>> Begin Extracted information
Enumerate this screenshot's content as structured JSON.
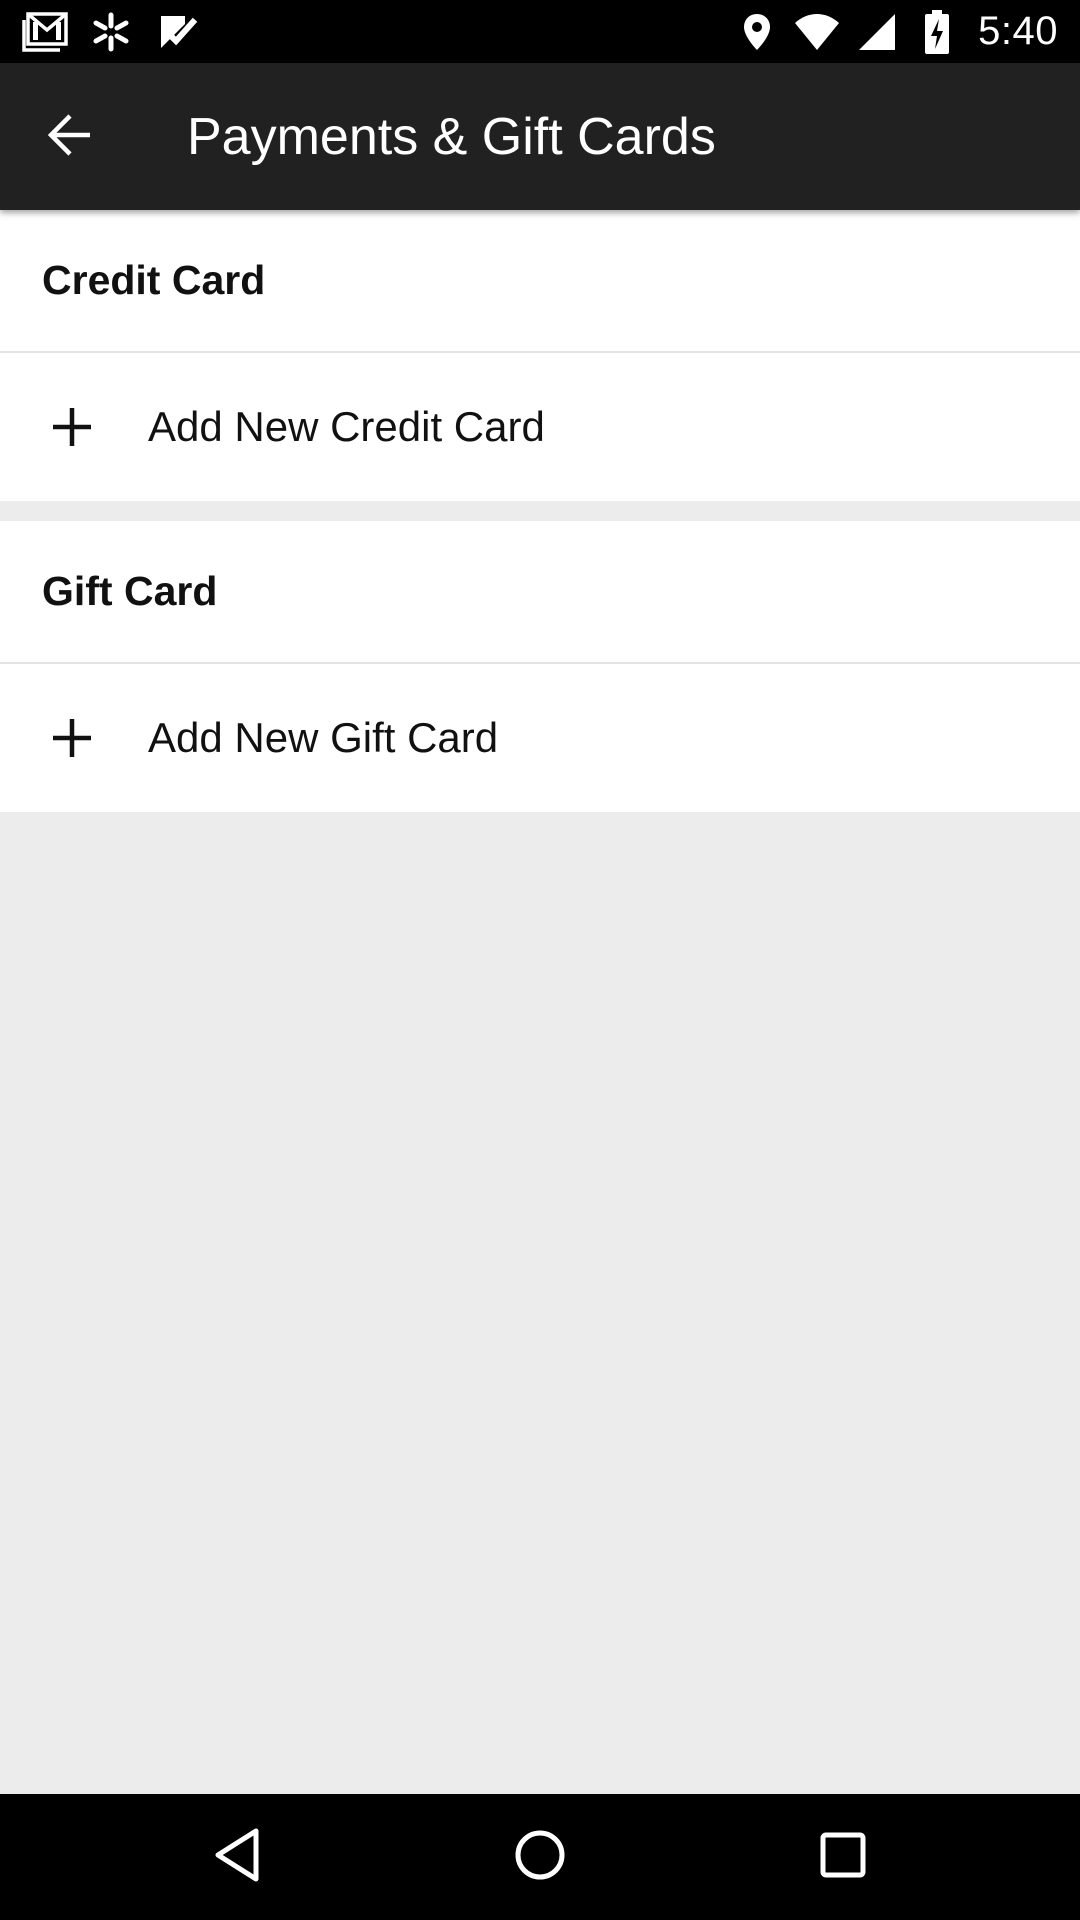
{
  "status_bar": {
    "time": "5:40",
    "left_icons": [
      "gmail-icon",
      "walmart-spark-icon",
      "task-check-icon"
    ],
    "right_icons": [
      "location-icon",
      "wifi-icon",
      "cell-signal-icon",
      "battery-charging-icon"
    ]
  },
  "app_bar": {
    "title": "Payments & Gift Cards",
    "back_icon": "arrow-back-icon",
    "background": "#212121"
  },
  "sections": [
    {
      "header": "Credit Card",
      "add_label": "Add New Credit Card",
      "add_icon": "plus-icon"
    },
    {
      "header": "Gift Card",
      "add_label": "Add New Gift Card",
      "add_icon": "plus-icon"
    }
  ],
  "nav_bar": {
    "buttons": [
      "nav-back-icon",
      "nav-home-icon",
      "nav-recents-icon"
    ]
  },
  "colors": {
    "page_background": "#ececec",
    "section_background": "#ffffff",
    "text": "#111111"
  }
}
>> End Extracted information
*Exercise details*
Word for word, quote the lines above. Omit the pictures.

*Correct output*
Enumerate this screenshot's content as structured JSON.
{
  "status_bar": {
    "time": "5:40",
    "left_icons": [
      "gmail-icon",
      "walmart-spark-icon",
      "task-check-icon"
    ],
    "right_icons": [
      "location-icon",
      "wifi-icon",
      "cell-signal-icon",
      "battery-charging-icon"
    ]
  },
  "app_bar": {
    "title": "Payments & Gift Cards",
    "back_icon": "arrow-back-icon",
    "background": "#212121"
  },
  "sections": [
    {
      "header": "Credit Card",
      "add_label": "Add New Credit Card",
      "add_icon": "plus-icon"
    },
    {
      "header": "Gift Card",
      "add_label": "Add New Gift Card",
      "add_icon": "plus-icon"
    }
  ],
  "nav_bar": {
    "buttons": [
      "nav-back-icon",
      "nav-home-icon",
      "nav-recents-icon"
    ]
  },
  "colors": {
    "page_background": "#ececec",
    "section_background": "#ffffff",
    "text": "#111111"
  }
}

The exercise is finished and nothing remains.